%%

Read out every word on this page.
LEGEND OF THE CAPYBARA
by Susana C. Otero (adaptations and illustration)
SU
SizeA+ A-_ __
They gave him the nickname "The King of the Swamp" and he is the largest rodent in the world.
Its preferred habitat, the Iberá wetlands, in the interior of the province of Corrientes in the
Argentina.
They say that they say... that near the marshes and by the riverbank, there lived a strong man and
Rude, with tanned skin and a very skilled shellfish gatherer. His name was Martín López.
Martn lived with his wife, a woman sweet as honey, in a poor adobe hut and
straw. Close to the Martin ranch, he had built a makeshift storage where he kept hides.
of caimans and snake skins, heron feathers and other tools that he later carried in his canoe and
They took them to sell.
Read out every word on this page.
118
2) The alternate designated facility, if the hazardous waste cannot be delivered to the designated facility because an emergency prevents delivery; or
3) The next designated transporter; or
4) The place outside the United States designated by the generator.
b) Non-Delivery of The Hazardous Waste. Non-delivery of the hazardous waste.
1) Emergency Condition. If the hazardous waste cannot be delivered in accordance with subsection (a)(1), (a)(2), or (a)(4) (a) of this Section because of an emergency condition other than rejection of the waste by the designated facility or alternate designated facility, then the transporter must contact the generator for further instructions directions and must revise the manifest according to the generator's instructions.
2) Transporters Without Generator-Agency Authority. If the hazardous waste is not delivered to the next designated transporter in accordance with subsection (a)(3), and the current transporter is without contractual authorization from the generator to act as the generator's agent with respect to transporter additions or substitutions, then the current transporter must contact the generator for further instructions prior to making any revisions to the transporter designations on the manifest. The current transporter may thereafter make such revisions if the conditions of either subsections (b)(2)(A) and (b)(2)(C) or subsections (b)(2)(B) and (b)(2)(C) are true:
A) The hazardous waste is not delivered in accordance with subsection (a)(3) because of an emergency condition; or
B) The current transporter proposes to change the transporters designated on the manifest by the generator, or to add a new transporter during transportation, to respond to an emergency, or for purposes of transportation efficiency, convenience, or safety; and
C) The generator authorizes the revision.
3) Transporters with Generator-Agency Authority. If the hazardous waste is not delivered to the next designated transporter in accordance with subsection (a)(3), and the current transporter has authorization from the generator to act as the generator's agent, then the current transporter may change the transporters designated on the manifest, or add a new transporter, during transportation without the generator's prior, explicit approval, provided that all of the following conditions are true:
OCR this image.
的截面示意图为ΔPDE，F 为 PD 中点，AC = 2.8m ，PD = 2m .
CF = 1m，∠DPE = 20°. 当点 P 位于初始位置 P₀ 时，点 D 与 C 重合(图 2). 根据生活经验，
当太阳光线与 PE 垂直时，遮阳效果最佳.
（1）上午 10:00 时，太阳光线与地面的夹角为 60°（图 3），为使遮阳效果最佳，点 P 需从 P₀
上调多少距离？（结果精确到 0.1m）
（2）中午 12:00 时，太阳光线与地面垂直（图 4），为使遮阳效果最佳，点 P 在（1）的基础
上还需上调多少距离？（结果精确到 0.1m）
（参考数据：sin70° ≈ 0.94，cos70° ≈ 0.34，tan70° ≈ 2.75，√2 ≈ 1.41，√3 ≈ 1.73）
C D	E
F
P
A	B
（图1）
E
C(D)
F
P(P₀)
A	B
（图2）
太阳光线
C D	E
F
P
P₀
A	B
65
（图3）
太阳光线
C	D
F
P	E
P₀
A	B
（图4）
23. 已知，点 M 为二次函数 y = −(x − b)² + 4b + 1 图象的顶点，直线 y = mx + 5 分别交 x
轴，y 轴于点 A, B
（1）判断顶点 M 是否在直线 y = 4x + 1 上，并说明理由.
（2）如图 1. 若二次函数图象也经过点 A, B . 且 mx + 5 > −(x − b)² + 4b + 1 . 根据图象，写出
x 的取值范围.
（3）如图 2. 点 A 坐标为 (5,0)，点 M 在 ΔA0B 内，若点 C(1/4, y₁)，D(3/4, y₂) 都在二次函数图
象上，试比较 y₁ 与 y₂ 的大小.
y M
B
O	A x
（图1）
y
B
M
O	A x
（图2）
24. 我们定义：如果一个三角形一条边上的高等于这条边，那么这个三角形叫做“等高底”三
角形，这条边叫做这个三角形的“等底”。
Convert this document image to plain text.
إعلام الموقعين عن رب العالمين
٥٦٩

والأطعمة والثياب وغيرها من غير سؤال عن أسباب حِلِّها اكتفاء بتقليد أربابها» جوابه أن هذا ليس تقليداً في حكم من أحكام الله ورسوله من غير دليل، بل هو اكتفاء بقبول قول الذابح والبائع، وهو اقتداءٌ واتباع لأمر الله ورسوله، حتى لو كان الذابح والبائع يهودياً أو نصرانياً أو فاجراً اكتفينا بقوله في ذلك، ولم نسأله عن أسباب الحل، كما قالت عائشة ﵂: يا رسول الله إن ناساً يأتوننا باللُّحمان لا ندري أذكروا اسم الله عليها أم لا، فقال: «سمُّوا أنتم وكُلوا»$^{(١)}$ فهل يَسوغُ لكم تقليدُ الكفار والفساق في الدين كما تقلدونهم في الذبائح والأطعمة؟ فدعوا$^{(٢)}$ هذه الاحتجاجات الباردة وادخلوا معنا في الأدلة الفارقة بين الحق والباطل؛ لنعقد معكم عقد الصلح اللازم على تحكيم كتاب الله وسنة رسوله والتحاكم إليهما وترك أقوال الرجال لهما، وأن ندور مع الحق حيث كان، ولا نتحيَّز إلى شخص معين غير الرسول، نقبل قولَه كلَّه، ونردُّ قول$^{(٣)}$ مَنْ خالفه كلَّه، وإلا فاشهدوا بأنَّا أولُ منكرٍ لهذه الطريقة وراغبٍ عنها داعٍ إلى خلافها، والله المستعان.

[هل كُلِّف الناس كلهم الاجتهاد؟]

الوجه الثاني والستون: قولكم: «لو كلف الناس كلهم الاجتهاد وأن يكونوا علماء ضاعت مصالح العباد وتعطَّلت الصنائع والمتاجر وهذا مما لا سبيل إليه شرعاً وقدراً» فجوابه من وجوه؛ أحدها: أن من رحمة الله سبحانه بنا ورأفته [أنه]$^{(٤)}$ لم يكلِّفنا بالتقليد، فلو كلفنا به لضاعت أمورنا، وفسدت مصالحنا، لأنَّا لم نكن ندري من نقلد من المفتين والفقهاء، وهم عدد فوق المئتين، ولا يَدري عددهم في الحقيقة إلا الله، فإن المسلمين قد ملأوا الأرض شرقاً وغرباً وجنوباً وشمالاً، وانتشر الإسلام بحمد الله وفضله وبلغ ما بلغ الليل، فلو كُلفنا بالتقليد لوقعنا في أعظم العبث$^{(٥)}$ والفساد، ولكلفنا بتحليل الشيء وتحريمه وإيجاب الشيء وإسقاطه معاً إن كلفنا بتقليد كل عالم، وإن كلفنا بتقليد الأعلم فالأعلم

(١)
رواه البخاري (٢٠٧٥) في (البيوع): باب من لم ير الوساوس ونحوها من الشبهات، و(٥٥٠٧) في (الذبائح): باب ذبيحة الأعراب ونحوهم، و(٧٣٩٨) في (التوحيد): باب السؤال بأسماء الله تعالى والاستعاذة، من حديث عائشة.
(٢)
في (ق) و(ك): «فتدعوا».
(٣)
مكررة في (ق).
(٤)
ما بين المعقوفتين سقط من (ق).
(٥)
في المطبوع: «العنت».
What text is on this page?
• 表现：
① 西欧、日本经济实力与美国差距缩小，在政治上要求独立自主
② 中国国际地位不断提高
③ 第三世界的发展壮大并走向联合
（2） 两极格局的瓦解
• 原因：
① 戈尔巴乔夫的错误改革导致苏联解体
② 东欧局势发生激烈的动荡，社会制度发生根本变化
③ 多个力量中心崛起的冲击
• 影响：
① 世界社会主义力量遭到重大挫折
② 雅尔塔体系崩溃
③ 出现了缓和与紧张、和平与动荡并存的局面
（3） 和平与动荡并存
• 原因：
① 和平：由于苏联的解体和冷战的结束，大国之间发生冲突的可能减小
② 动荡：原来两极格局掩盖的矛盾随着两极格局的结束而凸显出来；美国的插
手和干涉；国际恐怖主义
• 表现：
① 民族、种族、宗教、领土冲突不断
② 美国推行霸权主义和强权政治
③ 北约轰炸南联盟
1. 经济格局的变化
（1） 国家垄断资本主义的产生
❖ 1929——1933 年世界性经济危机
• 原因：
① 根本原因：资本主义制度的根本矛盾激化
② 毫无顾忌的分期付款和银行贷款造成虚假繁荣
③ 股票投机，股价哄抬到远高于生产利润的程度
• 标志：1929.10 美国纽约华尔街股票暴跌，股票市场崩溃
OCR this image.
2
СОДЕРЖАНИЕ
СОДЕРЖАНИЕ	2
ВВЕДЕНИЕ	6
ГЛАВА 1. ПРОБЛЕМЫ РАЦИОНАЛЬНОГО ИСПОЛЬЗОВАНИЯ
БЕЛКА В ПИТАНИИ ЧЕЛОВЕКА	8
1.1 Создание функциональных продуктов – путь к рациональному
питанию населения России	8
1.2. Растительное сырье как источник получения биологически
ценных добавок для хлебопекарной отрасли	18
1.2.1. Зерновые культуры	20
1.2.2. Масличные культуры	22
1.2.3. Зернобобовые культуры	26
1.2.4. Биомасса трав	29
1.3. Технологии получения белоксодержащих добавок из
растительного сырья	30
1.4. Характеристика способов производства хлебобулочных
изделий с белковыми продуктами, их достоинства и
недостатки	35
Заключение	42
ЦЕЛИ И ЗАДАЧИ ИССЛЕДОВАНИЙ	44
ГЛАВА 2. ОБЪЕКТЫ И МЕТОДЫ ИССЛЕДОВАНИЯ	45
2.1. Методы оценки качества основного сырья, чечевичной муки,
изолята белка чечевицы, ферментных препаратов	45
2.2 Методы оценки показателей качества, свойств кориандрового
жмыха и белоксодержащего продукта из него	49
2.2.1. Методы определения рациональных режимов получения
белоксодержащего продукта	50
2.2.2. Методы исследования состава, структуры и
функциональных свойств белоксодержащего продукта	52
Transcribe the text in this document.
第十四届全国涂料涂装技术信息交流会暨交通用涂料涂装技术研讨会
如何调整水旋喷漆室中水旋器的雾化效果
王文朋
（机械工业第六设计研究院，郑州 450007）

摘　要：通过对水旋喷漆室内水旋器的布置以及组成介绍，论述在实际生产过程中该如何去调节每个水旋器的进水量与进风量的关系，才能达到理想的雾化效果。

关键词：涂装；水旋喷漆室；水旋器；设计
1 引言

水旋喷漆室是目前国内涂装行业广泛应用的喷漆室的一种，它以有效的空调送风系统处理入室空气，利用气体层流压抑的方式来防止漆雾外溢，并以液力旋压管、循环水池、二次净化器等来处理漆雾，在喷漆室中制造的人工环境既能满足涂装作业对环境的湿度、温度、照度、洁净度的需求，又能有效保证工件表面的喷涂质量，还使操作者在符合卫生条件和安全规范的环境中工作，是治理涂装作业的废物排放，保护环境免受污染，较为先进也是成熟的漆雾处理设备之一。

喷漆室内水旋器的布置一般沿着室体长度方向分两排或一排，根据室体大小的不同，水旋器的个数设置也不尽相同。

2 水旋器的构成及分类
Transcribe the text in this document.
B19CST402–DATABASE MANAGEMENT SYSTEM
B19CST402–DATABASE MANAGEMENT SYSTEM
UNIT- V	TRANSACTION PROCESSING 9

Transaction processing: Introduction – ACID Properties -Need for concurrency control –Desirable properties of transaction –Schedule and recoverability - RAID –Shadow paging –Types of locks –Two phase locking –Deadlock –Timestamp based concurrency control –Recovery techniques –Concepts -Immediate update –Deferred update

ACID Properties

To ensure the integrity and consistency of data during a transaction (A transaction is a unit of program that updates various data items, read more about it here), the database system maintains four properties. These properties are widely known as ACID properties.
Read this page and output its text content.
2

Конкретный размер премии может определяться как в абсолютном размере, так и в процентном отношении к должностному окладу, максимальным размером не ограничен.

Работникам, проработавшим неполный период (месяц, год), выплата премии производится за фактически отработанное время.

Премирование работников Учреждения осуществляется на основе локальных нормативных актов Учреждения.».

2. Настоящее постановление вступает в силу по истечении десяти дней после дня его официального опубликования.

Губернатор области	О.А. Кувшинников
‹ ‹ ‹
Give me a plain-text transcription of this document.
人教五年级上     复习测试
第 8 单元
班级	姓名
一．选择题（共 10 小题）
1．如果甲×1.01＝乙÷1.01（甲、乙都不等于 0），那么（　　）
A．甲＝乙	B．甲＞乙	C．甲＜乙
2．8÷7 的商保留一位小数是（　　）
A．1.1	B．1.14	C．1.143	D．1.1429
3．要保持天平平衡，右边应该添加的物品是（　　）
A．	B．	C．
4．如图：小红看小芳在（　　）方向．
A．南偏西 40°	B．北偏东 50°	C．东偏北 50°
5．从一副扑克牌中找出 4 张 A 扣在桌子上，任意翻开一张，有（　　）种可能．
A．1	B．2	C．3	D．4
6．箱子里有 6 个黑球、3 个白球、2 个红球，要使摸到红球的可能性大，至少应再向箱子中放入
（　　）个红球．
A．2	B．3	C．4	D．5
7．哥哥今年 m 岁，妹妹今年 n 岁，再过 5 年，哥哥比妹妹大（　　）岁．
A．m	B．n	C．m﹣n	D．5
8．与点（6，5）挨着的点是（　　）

%%

Required task: Considering only the records above, state the number of lines that include the word "为使遮阳效果最佳", with nothing added.

Task solution: 2